◆ **GIVEN RECORDS**

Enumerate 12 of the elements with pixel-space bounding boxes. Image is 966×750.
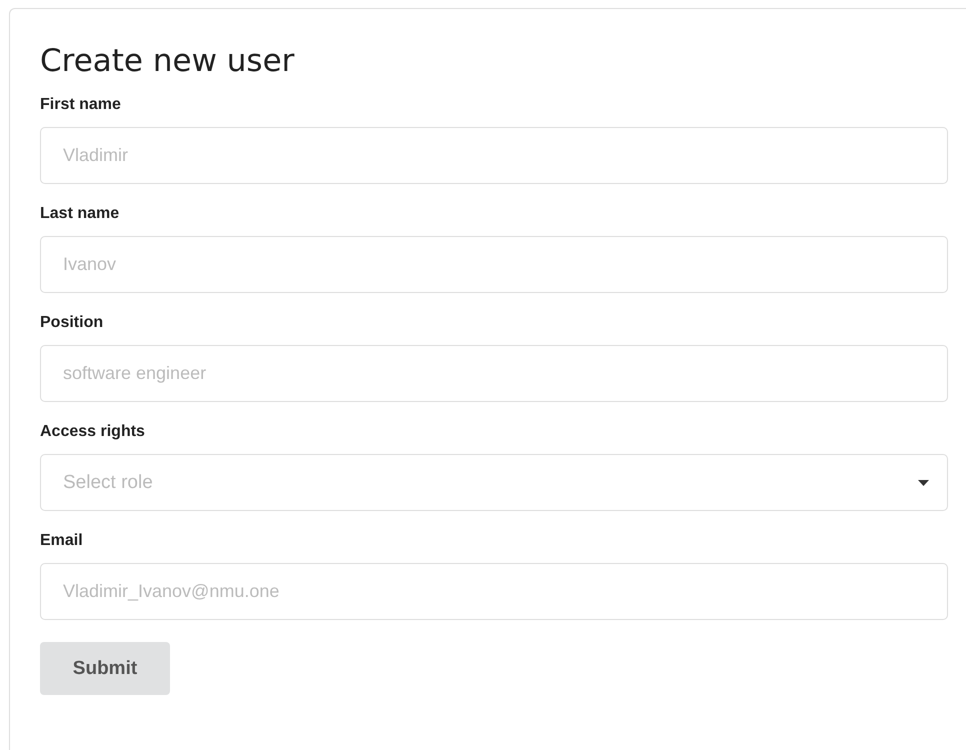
field-label: First name: [40, 95, 122, 115]
input-field[interactable]: software engineer: [40, 345, 948, 402]
submit-button[interactable]: Submit: [40, 642, 170, 695]
form-title: Create new user: [40, 42, 296, 81]
caret-icon: [918, 480, 929, 486]
field-label: Position: [40, 313, 104, 333]
input-field[interactable]: Vladimir: [40, 127, 948, 184]
field-label: Email: [40, 531, 84, 551]
field-label: Last name: [40, 204, 120, 224]
input-field[interactable]: Vladimir_Ivanov@nmu.one: [40, 563, 948, 620]
field-label: Access rights: [40, 422, 146, 442]
input-field[interactable]: Ivanov: [40, 236, 948, 293]
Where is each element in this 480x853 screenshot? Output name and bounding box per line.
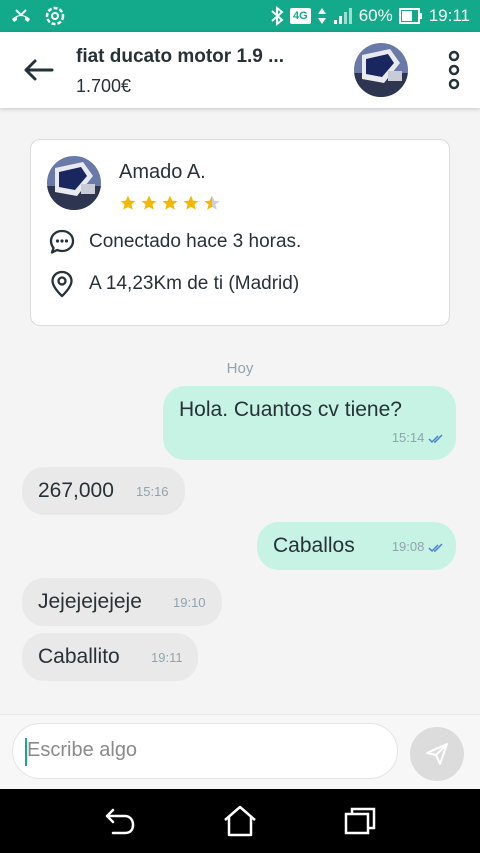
system-nav-bar — [0, 789, 480, 853]
message-meta: 19:08 — [392, 539, 444, 554]
day-divider: Hoy — [226, 360, 254, 377]
more-options-button[interactable] — [434, 32, 474, 108]
nav-home-icon — [224, 805, 256, 837]
star-half-icon — [204, 195, 220, 210]
nav-back-icon — [105, 808, 135, 835]
star-icon — [162, 195, 178, 210]
seller-status-row: Conectado hace 3 horas. — [47, 227, 301, 257]
message-text: Hola. Cuantos cv tiene? — [179, 398, 402, 421]
message-text: Caballito — [38, 645, 120, 668]
message-text: 267,000 — [38, 479, 114, 502]
send-icon — [426, 743, 448, 765]
settings-cog-icon — [44, 5, 66, 27]
listing-title: fiat ducato motor 1.9 ... — [76, 45, 284, 67]
message-time: 15:14 — [391, 430, 425, 445]
nav-back-button[interactable] — [90, 791, 150, 851]
battery-percent: 60% — [358, 6, 393, 25]
message-time: 19:11 — [151, 650, 183, 665]
send-button[interactable] — [410, 727, 464, 781]
message-outgoing[interactable]: Caballos 19:08 — [257, 522, 456, 570]
seller-rating — [119, 194, 221, 212]
more-vertical-icon — [448, 50, 460, 90]
double-check-icon — [428, 543, 443, 552]
message-input-placeholder: Escribe algo — [27, 739, 138, 761]
listing-image[interactable] — [354, 43, 408, 97]
chat-header: fiat ducato motor 1.9 ... 1.700€ — [0, 32, 480, 108]
status-bar: 4G 60% 19:11 — [0, 0, 480, 32]
double-check-icon — [428, 434, 443, 443]
listing-info[interactable]: fiat ducato motor 1.9 ... 1.700€ — [76, 44, 354, 97]
message-text: Jejejejejeje — [38, 590, 142, 613]
message-input[interactable]: Escribe algo — [12, 723, 398, 779]
listing-price: 1.700€ — [76, 75, 132, 96]
clock: 19:11 — [428, 6, 470, 25]
data-arrows-icon — [317, 7, 327, 25]
star-icon — [120, 195, 136, 210]
seller-location-row: A 14,23Km de ti (Madrid) — [47, 269, 299, 299]
star-icon — [183, 195, 199, 210]
location-pin-icon — [47, 269, 77, 299]
composer-bar: Escribe algo — [0, 714, 480, 789]
nav-recents-button[interactable] — [330, 791, 390, 851]
seller-status: Conectado hace 3 horas. — [89, 231, 302, 252]
back-button[interactable] — [0, 32, 76, 108]
star-icon — [141, 195, 157, 210]
message-time: 19:08 — [391, 539, 425, 554]
nav-home-button[interactable] — [210, 791, 270, 851]
message-incoming[interactable]: Jejejejejeje 19:10 — [22, 578, 222, 626]
signal-icon — [333, 7, 353, 25]
chat-bubble-icon — [47, 227, 77, 257]
seller-location: A 14,23Km de ti (Madrid) — [89, 273, 300, 294]
battery-icon — [398, 8, 423, 24]
message-incoming[interactable]: 267,000 15:16 — [22, 467, 185, 515]
message-meta: 15:14 — [392, 430, 444, 445]
missed-call-icon — [10, 7, 32, 25]
message-text: Caballos — [273, 534, 355, 557]
seller-card[interactable]: Amado A. Conectado hace 3 horas. A 14,23… — [30, 139, 450, 326]
nav-recents-icon — [344, 807, 376, 835]
message-time: 15:16 — [136, 484, 169, 499]
bluetooth-icon — [270, 6, 284, 26]
message-outgoing[interactable]: Hola. Cuantos cv tiene? 15:14 — [163, 386, 456, 460]
message-time: 19:10 — [173, 595, 206, 610]
seller-name: Amado A. — [119, 161, 206, 183]
seller-avatar — [47, 156, 101, 210]
network-type-badge: 4G — [290, 8, 311, 24]
arrow-left-icon — [24, 59, 54, 81]
message-incoming[interactable]: Caballito 19:11 — [22, 633, 198, 681]
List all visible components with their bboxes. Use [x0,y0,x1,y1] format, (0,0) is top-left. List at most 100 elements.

◆ **WORK REQUIRED**
Render every line of the records above as a Markdown table with the columns Row and Line, numbering the rows and skipping blank lines. Leave the pictures out.

◆ **RESULT BELOW**
| Row | Line |
|---|---|
| 1 | Enumerate 12 of the elements with pixel-space bounding boxes. Image is 966×750. |
| 2 | field-label: First name: [40, 95, 122, 115] |
| 3 | input-field[interactable]: software engineer: [40, 345, 948, 402] |
| 4 | submit-button[interactable]: Submit: [40, 642, 170, 695] |
| 5 | form-title: Create new user: [40, 42, 296, 81] |
| 6 | caret-icon: [918, 480, 929, 486] |
| 7 | field-label: Position: [40, 313, 104, 333] |
| 8 | input-field[interactable]: Vladimir: [40, 127, 948, 184] |
| 9 | field-label: Email: [40, 531, 84, 551] |
| 10 | field-label: Last name: [40, 204, 120, 224] |
| 11 | input-field[interactable]: Vladimir_Ivanov@nmu.one: [40, 563, 948, 620] |
| 12 | field-label: Access rights: [40, 422, 146, 442] |
| 13 | input-field[interactable]: Ivanov: [40, 236, 948, 293] |
| 14 | Where is each element in this 480x853 screenshot? Output name and bounding box per line. |
| 15 | system-nav-bar — [0, 789, 480, 853] |
| 16 | message-meta: 19:08 — [392, 539, 444, 554] |
| 17 | day-divider: Hoy — [226, 360, 254, 377] |
| 18 | more-options-button[interactable] — [434, 32, 474, 108] |
| 19 | nav-home-icon — [224, 805, 256, 837] |
| 20 | star-half-icon — [204, 195, 220, 210] |
| 21 | nav-back-icon — [105, 808, 135, 835] |
| 22 | star-icon — [162, 195, 178, 210] |
| 23 | seller-status-row: Conectado hace 3 horas. — [47, 227, 301, 257] |
| 24 | message-text: Hola. Cuantos cv tiene? — [179, 398, 402, 421] |
| 25 | message-text: Caballito — [38, 645, 120, 668] |
| 26 | message-text: 267,000 — [38, 479, 114, 502] |
| 27 | send-icon — [426, 743, 448, 765] |
| 28 | settings-cog-icon — [44, 5, 66, 27] |
| 29 | listing-title: fiat ducato motor 1.9 ... — [76, 45, 284, 67] |
| 30 | message-time: 15:14 — [391, 430, 425, 445] |
| 31 | nav-back-button[interactable] — [90, 791, 150, 851] |
| 32 | battery-percent: 60% — [358, 6, 393, 25] |
| 33 | message-time: 19:11 — [151, 650, 183, 665] |
| 34 | send-button[interactable] — [410, 727, 464, 781] |
| 35 | message-outgoing[interactable]: Caballos 19:08 — [257, 522, 456, 570] |
| 36 | seller-rating — [119, 194, 221, 212] |
| 37 | more-vertical-icon — [448, 50, 460, 90] |
| 38 | double-check-icon — [428, 543, 443, 552] |
| 39 | message-input-placeholder: Escribe algo — [27, 739, 138, 761] |
| 40 | listing-image[interactable] — [354, 43, 408, 97] |
| 41 | chat-header: fiat ducato motor 1.9 ... 1.700€ — [0, 32, 480, 108] |
| 42 | status-bar: 4G 60% 19:11 — [0, 0, 480, 32] |
| 43 | double-check-icon — [428, 434, 443, 443] |
| 44 | listing-info[interactable]: fiat ducato motor 1.9 ... 1.700€ — [76, 44, 354, 97] |
| 45 | message-text: Jejejejejeje — [38, 590, 142, 613] |
| 46 | message-input[interactable]: Escribe algo — [12, 723, 398, 779] |
| 47 | listing-price: 1.700€ — [76, 75, 132, 96] |
| 48 | clock: 19:11 — [428, 6, 470, 25] |
| 49 | data-arrows-icon — [317, 7, 327, 25] |
| 50 | star-icon — [120, 195, 136, 210] |
| 51 | seller-location-row: A 14,23Km de ti (Madrid) — [47, 269, 299, 299] |
| 52 | star-icon — [183, 195, 199, 210] |
| 53 | location-pin-icon — [47, 269, 77, 299] |
| 54 | composer-bar: Escribe algo — [0, 714, 480, 789] |
| 55 | nav-recents-button[interactable] — [330, 791, 390, 851] |
| 56 | seller-status: Conectado hace 3 horas. — [89, 231, 302, 252] |
| 57 | back-button[interactable] — [0, 32, 76, 108] |
| 58 | star-icon — [141, 195, 157, 210] |
| 59 | message-time: 19:08 — [391, 539, 425, 554] |
| 60 | nav-home-button[interactable] — [210, 791, 270, 851] |
| 61 | message-incoming[interactable]: Jejejejejeje 19:10 — [22, 578, 222, 626] |
| 62 | signal-icon — [333, 7, 353, 25] |
| 63 | chat-bubble-icon — [47, 227, 77, 257] |
| 64 | seller-location: A 14,23Km de ti (Madrid) — [89, 273, 300, 294] |
| 65 | battery-icon — [398, 8, 423, 24] |
| 66 | message-incoming[interactable]: 267,000 15:16 — [22, 467, 185, 515] |
| 67 | message-meta: 15:14 — [392, 430, 444, 445] |
| 68 | missed-call-icon — [10, 7, 32, 25] |
| 69 | message-text: Caballos — [273, 534, 355, 557] |
| 70 | seller-card[interactable]: Amado A. Conectado hace 3 horas. A 14,23… — [30, 139, 450, 326] |
| 71 | nav-recents-icon — [344, 807, 376, 835] |
| 72 | message-time: 15:16 — [136, 484, 169, 499] |
| 73 | bluetooth-icon — [270, 6, 284, 26] |
| 74 | message-outgoing[interactable]: Hola. Cuantos cv tiene? 15:14 — [163, 386, 456, 460] |
| 75 | message-time: 19:10 — [173, 595, 206, 610] |
| 76 | seller-name: Amado A. — [119, 161, 206, 183] |
| 77 | seller-avatar — [47, 156, 101, 210] |
| 78 | network-type-badge: 4G — [290, 8, 311, 24] |
| 79 | arrow-left-icon — [24, 59, 54, 81] |
| 80 | message-incoming[interactable]: Caballito 19:11 — [22, 633, 198, 681] |
| 81 | List all visible components with their bboxes. Use [x0,y0,x1,y1] format, (0,0) is top-left. List at most 100 elements. |